- **REQUIRED WORK**
Give the number of lines in the records below that include "color", and nothing more.

═════ DATA PROVIDED ═════

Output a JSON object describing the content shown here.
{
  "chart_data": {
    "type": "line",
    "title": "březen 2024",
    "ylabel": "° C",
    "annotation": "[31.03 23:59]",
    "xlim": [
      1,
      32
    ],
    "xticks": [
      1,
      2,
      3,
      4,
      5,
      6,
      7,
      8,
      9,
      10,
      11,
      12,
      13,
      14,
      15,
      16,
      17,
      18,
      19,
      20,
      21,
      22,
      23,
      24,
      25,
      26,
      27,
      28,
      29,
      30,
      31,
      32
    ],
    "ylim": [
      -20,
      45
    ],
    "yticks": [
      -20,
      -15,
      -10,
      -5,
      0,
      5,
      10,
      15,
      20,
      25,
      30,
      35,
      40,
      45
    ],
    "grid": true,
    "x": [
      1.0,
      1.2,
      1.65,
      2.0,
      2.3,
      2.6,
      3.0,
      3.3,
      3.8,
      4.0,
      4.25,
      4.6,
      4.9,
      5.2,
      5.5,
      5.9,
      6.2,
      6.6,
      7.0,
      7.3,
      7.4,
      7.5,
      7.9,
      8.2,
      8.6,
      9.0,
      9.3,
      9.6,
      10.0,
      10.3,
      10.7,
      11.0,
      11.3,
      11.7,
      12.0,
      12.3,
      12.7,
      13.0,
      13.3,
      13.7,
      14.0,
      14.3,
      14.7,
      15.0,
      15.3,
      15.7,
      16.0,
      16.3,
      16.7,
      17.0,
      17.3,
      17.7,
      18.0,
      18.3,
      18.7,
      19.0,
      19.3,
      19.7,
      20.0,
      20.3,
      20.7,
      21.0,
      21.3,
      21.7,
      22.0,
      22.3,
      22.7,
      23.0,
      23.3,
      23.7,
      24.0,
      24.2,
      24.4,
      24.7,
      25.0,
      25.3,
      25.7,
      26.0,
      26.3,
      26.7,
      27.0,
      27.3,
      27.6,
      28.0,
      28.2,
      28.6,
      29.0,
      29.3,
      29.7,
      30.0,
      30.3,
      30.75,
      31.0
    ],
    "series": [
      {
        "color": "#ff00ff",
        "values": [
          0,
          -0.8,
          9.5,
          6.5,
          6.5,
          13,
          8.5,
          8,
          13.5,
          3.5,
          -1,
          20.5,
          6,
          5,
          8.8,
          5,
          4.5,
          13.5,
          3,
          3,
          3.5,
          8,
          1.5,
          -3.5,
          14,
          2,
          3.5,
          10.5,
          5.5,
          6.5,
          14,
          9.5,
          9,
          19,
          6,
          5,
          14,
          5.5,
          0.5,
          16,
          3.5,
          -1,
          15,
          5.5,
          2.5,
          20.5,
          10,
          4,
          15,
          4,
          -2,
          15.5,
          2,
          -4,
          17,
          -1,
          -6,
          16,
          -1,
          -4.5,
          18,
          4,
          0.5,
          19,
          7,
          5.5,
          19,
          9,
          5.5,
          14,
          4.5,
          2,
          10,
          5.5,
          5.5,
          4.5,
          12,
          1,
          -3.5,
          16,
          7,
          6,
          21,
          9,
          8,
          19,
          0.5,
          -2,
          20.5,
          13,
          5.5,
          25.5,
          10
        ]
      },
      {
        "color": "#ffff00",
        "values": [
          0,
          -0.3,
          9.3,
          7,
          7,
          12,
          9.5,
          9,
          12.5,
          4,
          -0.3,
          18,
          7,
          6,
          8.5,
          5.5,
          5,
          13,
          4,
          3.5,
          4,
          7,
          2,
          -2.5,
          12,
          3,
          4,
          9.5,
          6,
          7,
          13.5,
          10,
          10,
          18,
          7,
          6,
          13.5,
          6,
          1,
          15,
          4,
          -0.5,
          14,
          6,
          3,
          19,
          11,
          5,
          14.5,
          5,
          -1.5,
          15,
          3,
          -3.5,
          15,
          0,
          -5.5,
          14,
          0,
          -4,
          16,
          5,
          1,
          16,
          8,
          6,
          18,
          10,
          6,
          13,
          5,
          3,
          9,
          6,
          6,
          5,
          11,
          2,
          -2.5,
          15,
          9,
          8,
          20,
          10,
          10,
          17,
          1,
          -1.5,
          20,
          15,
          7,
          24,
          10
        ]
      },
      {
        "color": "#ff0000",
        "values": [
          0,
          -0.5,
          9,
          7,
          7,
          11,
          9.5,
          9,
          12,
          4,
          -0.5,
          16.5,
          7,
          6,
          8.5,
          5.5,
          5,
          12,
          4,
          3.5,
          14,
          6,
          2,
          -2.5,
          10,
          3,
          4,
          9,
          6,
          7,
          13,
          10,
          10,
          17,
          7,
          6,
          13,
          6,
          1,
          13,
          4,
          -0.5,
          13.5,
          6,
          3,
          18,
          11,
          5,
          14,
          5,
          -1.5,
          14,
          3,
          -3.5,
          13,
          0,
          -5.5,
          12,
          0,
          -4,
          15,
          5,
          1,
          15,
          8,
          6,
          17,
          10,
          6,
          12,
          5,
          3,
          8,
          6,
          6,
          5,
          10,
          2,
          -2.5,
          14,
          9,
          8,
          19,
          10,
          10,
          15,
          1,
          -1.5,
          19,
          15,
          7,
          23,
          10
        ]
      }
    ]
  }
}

═════

- **TASK OUTPUT**
3